• **WRITTEN INSTRUCTION**
Write the listing below out again exactly, dropping the images.

::: ENTRIES SUPPLIED :::

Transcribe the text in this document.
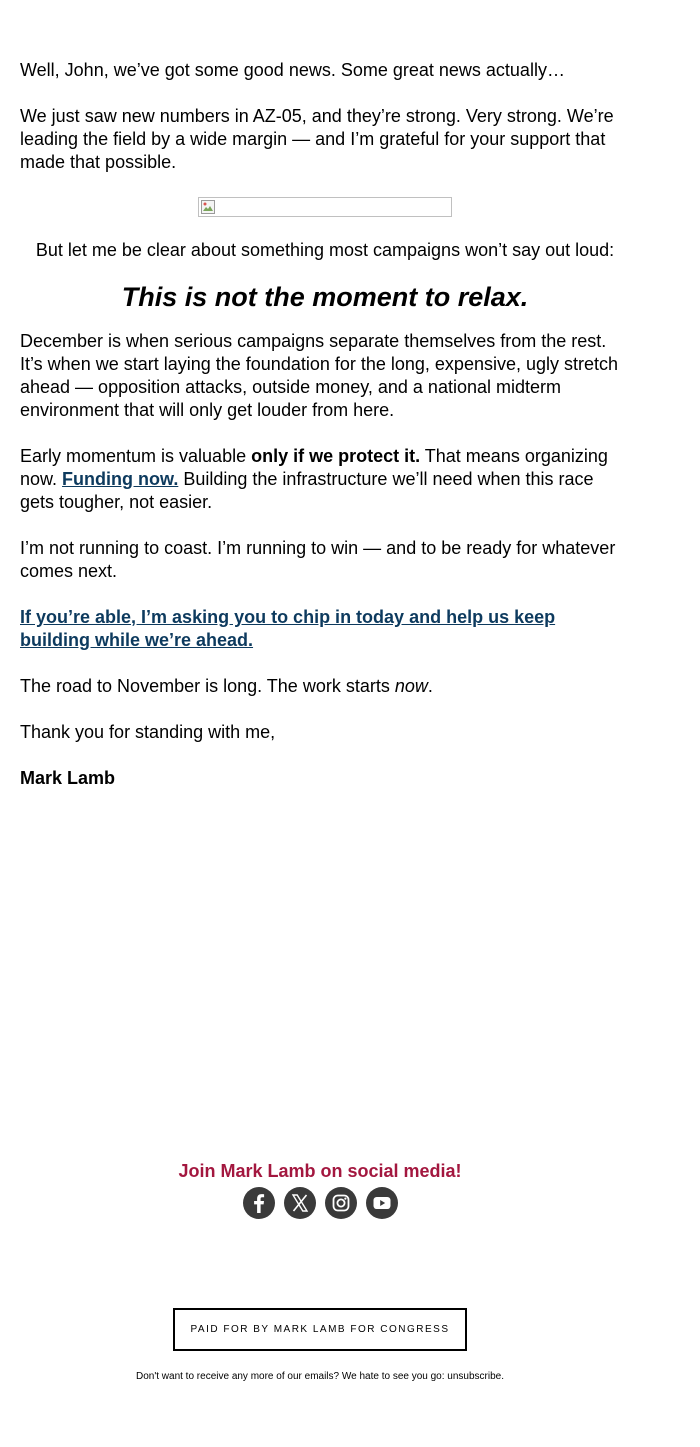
Well, John, we’ve got some good news. Some great news actually…

We just saw new numbers in AZ-05, and they’re strong. Very strong. We’re leading the field by a wide margin — and I’m grateful for your support that made that possible.

But let me be clear about something most campaigns won’t say out loud:

This is not the moment to relax.

December is when serious campaigns separate themselves from the rest. It’s when we start laying the foundation for the long, expensive, ugly stretch ahead — opposition attacks, outside money, and a national midterm environment that will only get louder from here.

Early momentum is valuable only if we protect it. That means organizing now. Funding now. Building the infrastructure we’ll need when this race gets tougher, not easier.

I’m not running to coast. I’m running to win — and to be ready for whatever comes next.

If you’re able, I’m asking you to chip in today and help us keep building while we’re ahead.

The road to November is long. The work starts now.

Thank you for standing with me,

Mark Lamb

Join Mark Lamb on social media!
PAID FOR BY MARK LAMB FOR CONGRESS
Don't want to receive any more of our emails? We hate to see you go: unsubscribe.
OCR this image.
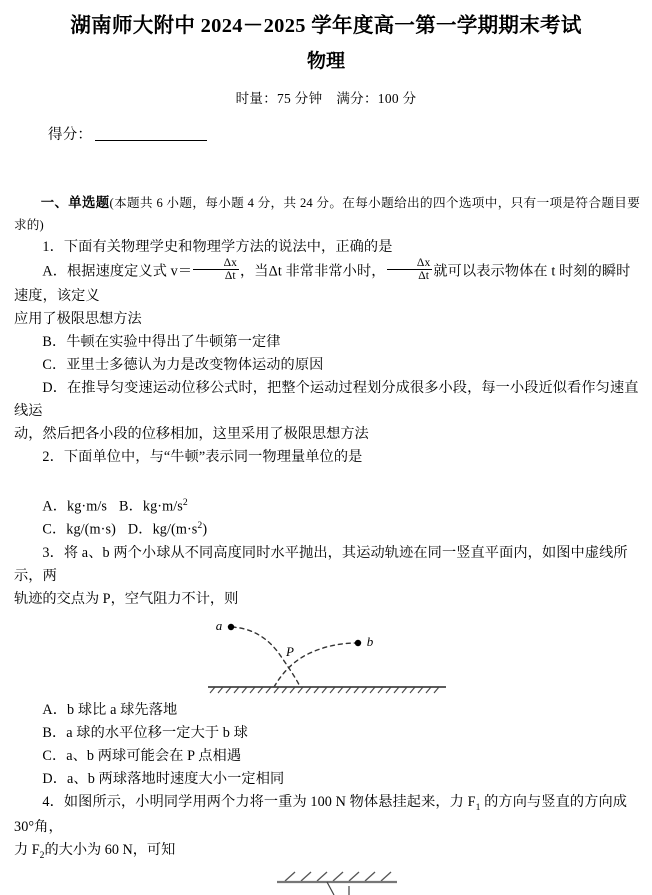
湖南师大附中 2024－2025 学年度高一第一学期期末考试
物理
时量：75 分钟 满分：100 分
得分：

一、单选题(本题共 6 小题，每小题 4 分，共 24 分。在每小题给出的四个选项中，只有一项是符合题目要求的)

1．下面有关物理学史和物理学方法的说法中，正确的是

A．根据速度定义式 $v= \frac{\Delta x}{\Delta t}$ ，当Δt 非常非常小时， $\frac{\Delta x}{\Delta t}$ 就可以表示物体在 t 时刻的瞬时速度，该定义

应用了极限思想方法

B．牛顿在实验中得出了牛顿第一定律

C．亚里士多德认为力是改变物体运动的原因

D．在推导匀变速运动位移公式时，把整个运动过程划分成很多小段，每一小段近似看作匀速直线运

动，然后把各小段的位移相加，这里采用了极限思想方法

2．下面单位中，与“牛顿”表示同一物理量单位的是

A．kg·m/s B．$kg\cdot m/s^2$

C．kg/(m·s) D．$kg/(m\cdot s^2)$

3．将 a、b 两个小球从不同高度同时水平抛出，其运动轨迹在同一竖直平面内，如图中虚线所示，两

轨迹的交点为 P，空气阻力不计，则

a
b
P

A．b 球比 a 球先落地

B．a 球的水平位移一定大于 b 球

C．a、b 两球可能会在 P 点相遇

D．a、b 两球落地时速度大小一定相同

4．如图所示，小明同学用两个力将一重为 100 N 物体悬挂起来，力 $F_1$ 的方向与竖直的方向成 30°角，

力 $F_2$的大小为 60 N，可知
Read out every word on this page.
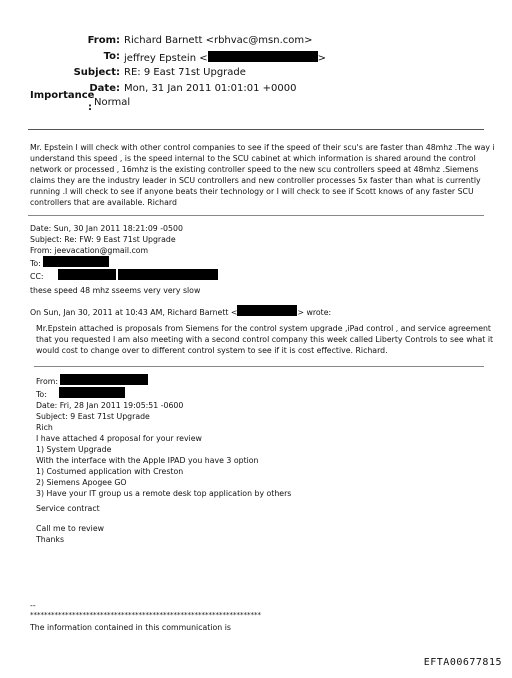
From: Richard Barnett <rbhvac@msn.com>
To: jeffrey Epstein <	>
Subject: RE: 9 East 71st Upgrade
Date: Mon, 31 Jan 2011 01:01:01 +0000
Importance
: Normal
Mr. Epstein I will check with other control companies to see if the speed of their scu's are faster than 48mhz .The way i
understand this speed , is the speed internal to the SCU cabinet at which information is shared around the control
network or processed , 16mhz is the existing controller speed to the new scu controllers speed at 48mhz .Siemens
claims they are the industry leader in SCU controllers and new controller processes 5x faster than what is currently
running .I will check to see if anyone beats their technology or I will check to see if Scott knows of any faster SCU
controllers that are available. Richard
Date: Sun, 30 Jan 2011 18:21:09 -0500
Subject: Re: FW: 9 East 71st Upgrade
From: jeevacation@gmail.com
To:
CC:
these speed 48 mhz sseems very very slow
On Sun, Jan 30, 2011 at 10:43 AM, Richard Barnett <	> wrote:
Mr.Epstein attached is proposals from Siemens for the control system upgrade ,iPad control , and service agreement
that you requested I am also meeting with a second control company this week called Liberty Controls to see what it
would cost to change over to different control system to see if it is cost effective. Richard.
From:
To:
Date: Fri, 28 Jan 2011 19:05:51 -0600
Subject: 9 East 71st Upgrade
Rich
I have attached 4 proposal for your review
1) System Upgrade
With the interface with the Apple IPAD you have 3 option
1) Costumed application with Creston
2) Siemens Apogee GO
3) Have your IT group us a remote desk top application by others
Service contract
Call me to review
Thanks
--
******************************************************************
The information contained in this communication is
EFTA00677815
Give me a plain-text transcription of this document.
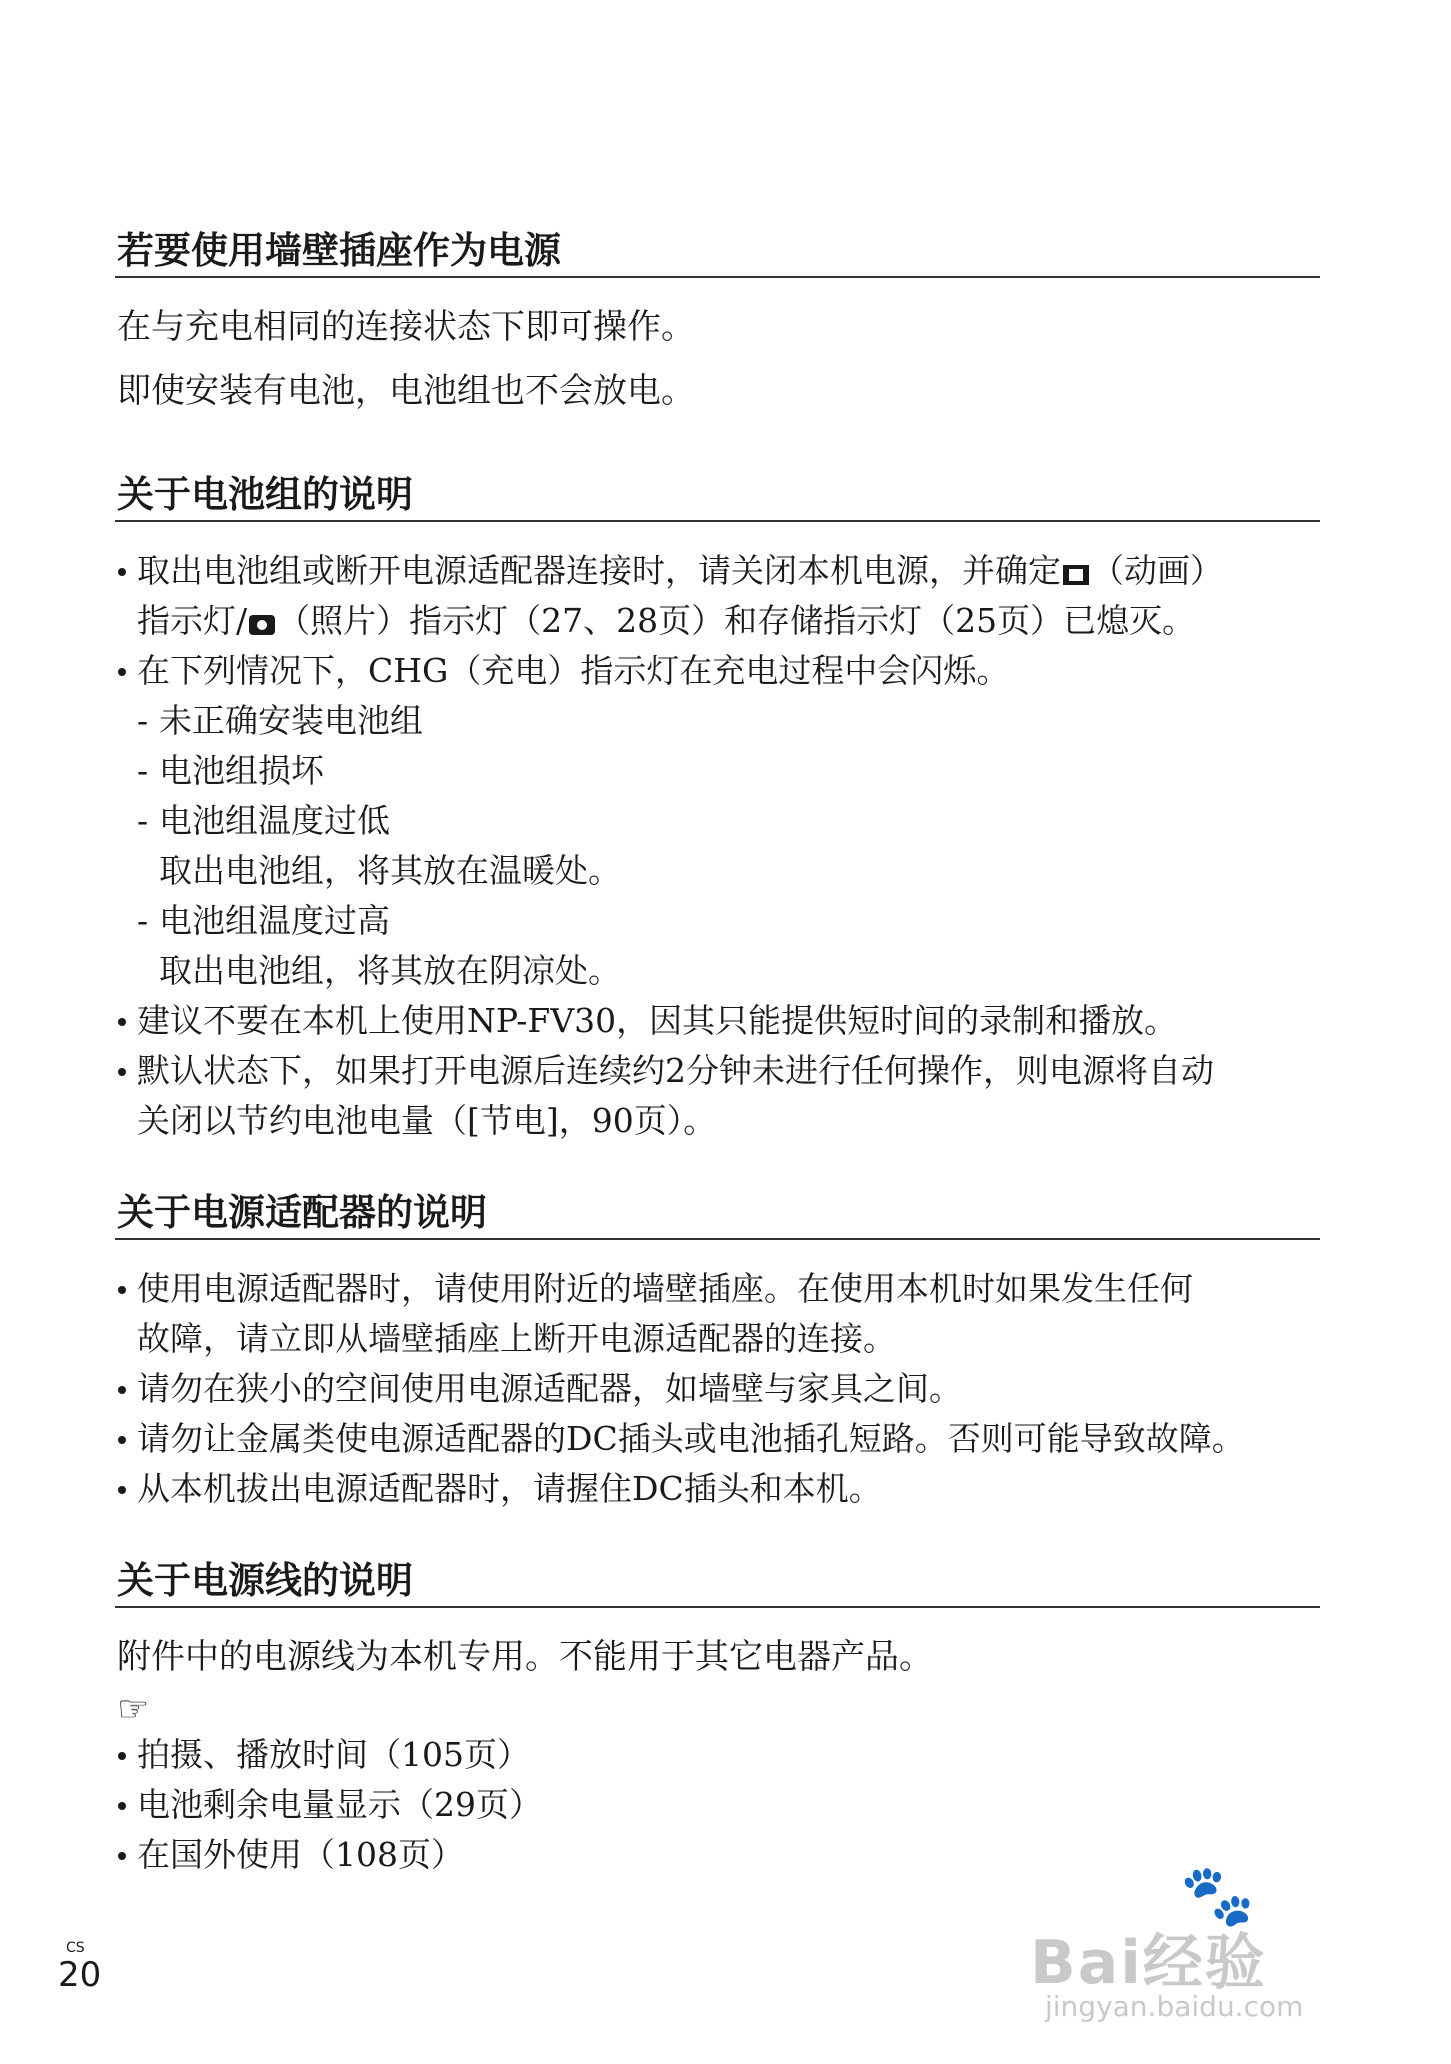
若要使用墙壁插座作为电源
在与充电相同的连接状态下即可操作。
即使安装有电池，电池组也不会放电。
关于电池组的说明
取出电池组或断开电源适配器连接时，请关闭本机电源，并确定 （动画）
指示灯/ （照片）指示灯（27、28页）和存储指示灯（25页）已熄灭。
在下列情况下，CHG（充电）指示灯在充电过程中会闪烁。
- 未正确安装电池组
- 电池组损坏
- 电池组温度过低
取出电池组，将其放在温暖处。
- 电池组温度过高
取出电池组，将其放在阴凉处。
建议不要在本机上使用NP-FV30，因其只能提供短时间的录制和播放。
默认状态下，如果打开电源后连续约2分钟未进行任何操作，则电源将自动
关闭以节约电池电量（[节电]，90页）。
关于电源适配器的说明
使用电源适配器时，请使用附近的墙壁插座。在使用本机时如果发生任何
故障，请立即从墙壁插座上断开电源适配器的连接。
请勿在狭小的空间使用电源适配器，如墙壁与家具之间。
请勿让金属类使电源适配器的DC插头或电池插孔短路。否则可能导致故障。
从本机拔出电源适配器时，请握住DC插头和本机。
关于电源线的说明
附件中的电源线为本机专用。不能用于其它电器产品。
☞
拍摄、播放时间（105页）
电池剩余电量显示（29页）
在国外使用（108页）
CS
20
🐾
Bai经验
jingyan.baidu.com
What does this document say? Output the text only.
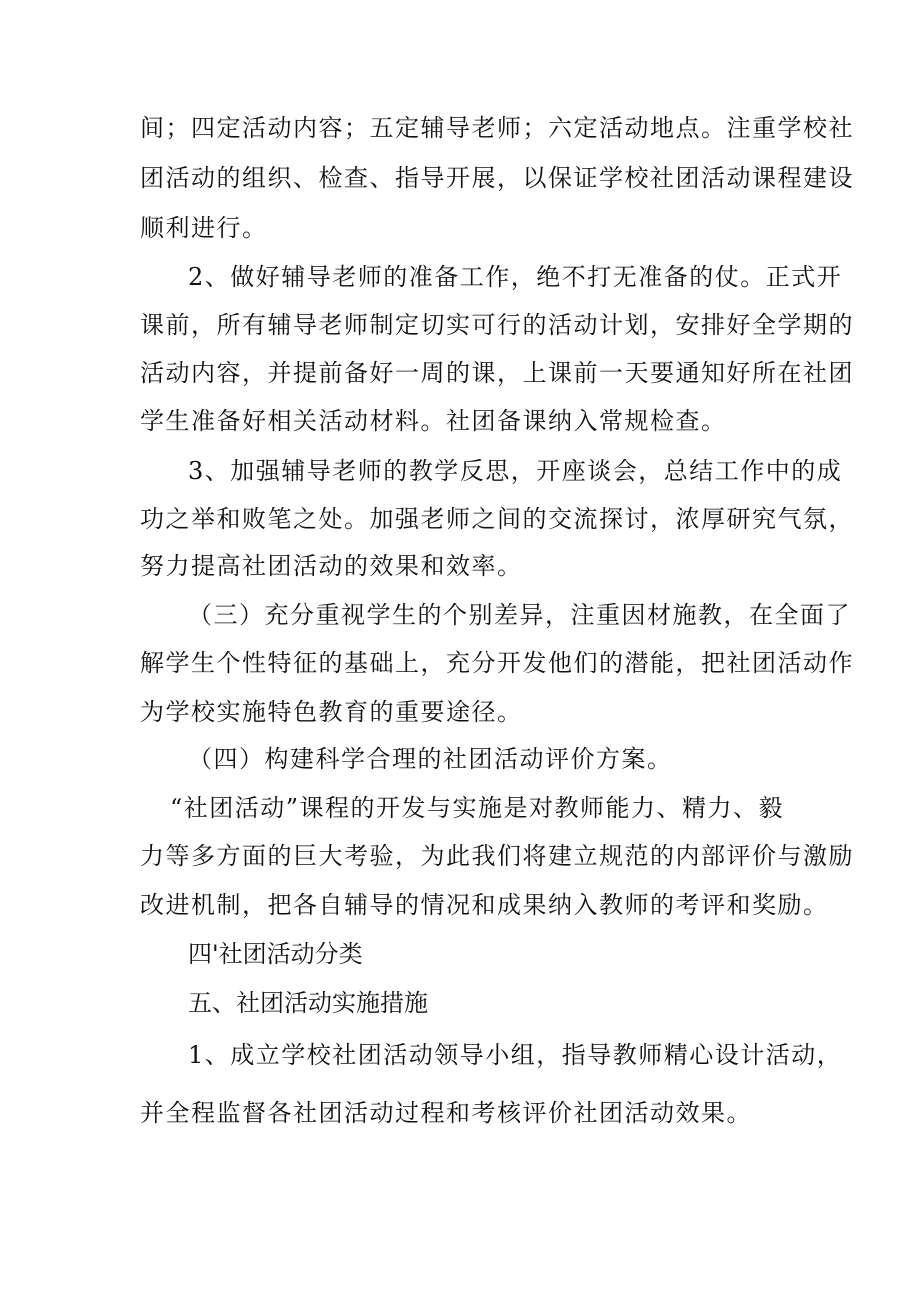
间；四定活动内容；五定辅导老师；六定活动地点。注重学校社
团活动的组织、检查、指导开展，以保证学校社团活动课程建设
顺利进行。
2、做好辅导老师的准备工作，绝不打无准备的仗。正式开
课前，所有辅导老师制定切实可行的活动计划，安排好全学期的
活动内容，并提前备好一周的课，上课前一天要通知好所在社团
学生准备好相关活动材料。社团备课纳入常规检查。
3、加强辅导老师的教学反思，开座谈会，总结工作中的成
功之举和败笔之处。加强老师之间的交流探讨，浓厚研究气氛，
努力提高社团活动的效果和效率。
（三）充分重视学生的个别差异，注重因材施教，在全面了
解学生个性特征的基础上，充分开发他们的潜能，把社团活动作
为学校实施特色教育的重要途径。
（四）构建科学合理的社团活动评价方案。
“社团活动”课程的开发与实施是对教师能力、精力、毅
力等多方面的巨大考验，为此我们将建立规范的内部评价与激励
改进机制，把各自辅导的情况和成果纳入教师的考评和奖励。
四'社团活动分类
五、社团活动实施措施
1、成立学校社团活动领导小组，指导教师精心设计活动，
并全程监督各社团活动过程和考核评价社团活动效果。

:::

• **WORKED SOLUTION**
Transcribe the text in this document.
Well, John, we’ve got some good news. Some great news actually…

We just saw new numbers in AZ-05, and they’re strong. Very strong. We’re leading the field by a wide margin — and I’m grateful for your support that made that possible.

But let me be clear about something most campaigns won’t say out loud:

This is not the moment to relax.

December is when serious campaigns separate themselves from the rest. It’s when we start laying the foundation for the long, expensive, ugly stretch ahead — opposition attacks, outside money, and a national midterm environment that will only get louder from here.

Early momentum is valuable only if we protect it. That means organizing now. Funding now. Building the infrastructure we’ll need when this race gets tougher, not easier.

I’m not running to coast. I’m running to win — and to be ready for whatever comes next.

If you’re able, I’m asking you to chip in today and help us keep building while we’re ahead.

The road to November is long. The work starts now.

Thank you for standing with me,

Mark Lamb

Join Mark Lamb on social media!
PAID FOR BY MARK LAMB FOR CONGRESS
Don't want to receive any more of our emails? We hate to see you go: unsubscribe.
OCR this image.
湖南师大附中 2024－2025 学年度高一第一学期期末考试
物理
时量：75 分钟 满分：100 分
得分：

一、单选题(本题共 6 小题，每小题 4 分，共 24 分。在每小题给出的四个选项中，只有一项是符合题目要求的)

1．下面有关物理学史和物理学方法的说法中，正确的是

A．根据速度定义式 $v= \frac{\Delta x}{\Delta t}$ ，当Δt 非常非常小时， $\frac{\Delta x}{\Delta t}$ 就可以表示物体在 t 时刻的瞬时速度，该定义

应用了极限思想方法

B．牛顿在实验中得出了牛顿第一定律

C．亚里士多德认为力是改变物体运动的原因

D．在推导匀变速运动位移公式时，把整个运动过程划分成很多小段，每一小段近似看作匀速直线运

动，然后把各小段的位移相加，这里采用了极限思想方法

2．下面单位中，与“牛顿”表示同一物理量单位的是

A．kg·m/s B．$kg\cdot m/s^2$

C．kg/(m·s) D．$kg/(m\cdot s^2)$

3．将 a、b 两个小球从不同高度同时水平抛出，其运动轨迹在同一竖直平面内，如图中虚线所示，两

轨迹的交点为 P，空气阻力不计，则

a
b
P

A．b 球比 a 球先落地

B．a 球的水平位移一定大于 b 球

C．a、b 两球可能会在 P 点相遇

D．a、b 两球落地时速度大小一定相同

4．如图所示，小明同学用两个力将一重为 100 N 物体悬挂起来，力 $F_1$ 的方向与竖直的方向成 30°角，

力 $F_2$的大小为 60 N，可知
Read out every word on this page.
From: Richard Barnett <rbhvac@msn.com>
To: jeffrey Epstein <	>
Subject: RE: 9 East 71st Upgrade
Date: Mon, 31 Jan 2011 01:01:01 +0000
Importance
: Normal
Mr. Epstein I will check with other control companies to see if the speed of their scu's are faster than 48mhz .The way i
understand this speed , is the speed internal to the SCU cabinet at which information is shared around the control
network or processed , 16mhz is the existing controller speed to the new scu controllers speed at 48mhz .Siemens
claims they are the industry leader in SCU controllers and new controller processes 5x faster than what is currently
running .I will check to see if anyone beats their technology or I will check to see if Scott knows of any faster SCU
controllers that are available. Richard
Date: Sun, 30 Jan 2011 18:21:09 -0500
Subject: Re: FW: 9 East 71st Upgrade
From: jeevacation@gmail.com
To:
CC:
these speed 48 mhz sseems very very slow
On Sun, Jan 30, 2011 at 10:43 AM, Richard Barnett <	> wrote:
Mr.Epstein attached is proposals from Siemens for the control system upgrade ,iPad control , and service agreement
that you requested I am also meeting with a second control company this week called Liberty Controls to see what it
would cost to change over to different control system to see if it is cost effective. Richard.
From:
To:
Date: Fri, 28 Jan 2011 19:05:51 -0600
Subject: 9 East 71st Upgrade
Rich
I have attached 4 proposal for your review
1) System Upgrade
With the interface with the Apple IPAD you have 3 option
1) Costumed application with Creston
2) Siemens Apogee GO
3) Have your IT group us a remote desk top application by others
Service contract
Call me to review
Thanks
--
******************************************************************
The information contained in this communication is
EFTA00677815
Give me a plain-text transcription of this document.
若要使用墙壁插座作为电源
在与充电相同的连接状态下即可操作。
即使安装有电池，电池组也不会放电。
关于电池组的说明
取出电池组或断开电源适配器连接时，请关闭本机电源，并确定 （动画）
指示灯/ （照片）指示灯（27、28页）和存储指示灯（25页）已熄灭。
在下列情况下，CHG（充电）指示灯在充电过程中会闪烁。
- 未正确安装电池组
- 电池组损坏
- 电池组温度过低
取出电池组，将其放在温暖处。
- 电池组温度过高
取出电池组，将其放在阴凉处。
建议不要在本机上使用NP-FV30，因其只能提供短时间的录制和播放。
默认状态下，如果打开电源后连续约2分钟未进行任何操作，则电源将自动
关闭以节约电池电量（[节电]，90页）。
关于电源适配器的说明
使用电源适配器时，请使用附近的墙壁插座。在使用本机时如果发生任何
故障，请立即从墙壁插座上断开电源适配器的连接。
请勿在狭小的空间使用电源适配器，如墙壁与家具之间。
请勿让金属类使电源适配器的DC插头或电池插孔短路。否则可能导致故障。
从本机拔出电源适配器时，请握住DC插头和本机。
关于电源线的说明
附件中的电源线为本机专用。不能用于其它电器产品。
☞
拍摄、播放时间（105页）
电池剩余电量显示（29页）
在国外使用（108页）
CS
20
🐾
Bai经验
jingyan.baidu.com
What does this document say? Output the text only.
间；四定活动内容；五定辅导老师；六定活动地点。注重学校社
团活动的组织、检查、指导开展，以保证学校社团活动课程建设
顺利进行。
2、做好辅导老师的准备工作，绝不打无准备的仗。正式开
课前，所有辅导老师制定切实可行的活动计划，安排好全学期的
活动内容，并提前备好一周的课，上课前一天要通知好所在社团
学生准备好相关活动材料。社团备课纳入常规检查。
3、加强辅导老师的教学反思，开座谈会，总结工作中的成
功之举和败笔之处。加强老师之间的交流探讨，浓厚研究气氛，
努力提高社团活动的效果和效率。
（三）充分重视学生的个别差异，注重因材施教，在全面了
解学生个性特征的基础上，充分开发他们的潜能，把社团活动作
为学校实施特色教育的重要途径。
（四）构建科学合理的社团活动评价方案。
“社团活动”课程的开发与实施是对教师能力、精力、毅
力等多方面的巨大考验，为此我们将建立规范的内部评价与激励
改进机制，把各自辅导的情况和成果纳入教师的考评和奖励。
四'社团活动分类
五、社团活动实施措施
1、成立学校社团活动领导小组，指导教师精心设计活动，
并全程监督各社团活动过程和考核评价社团活动效果。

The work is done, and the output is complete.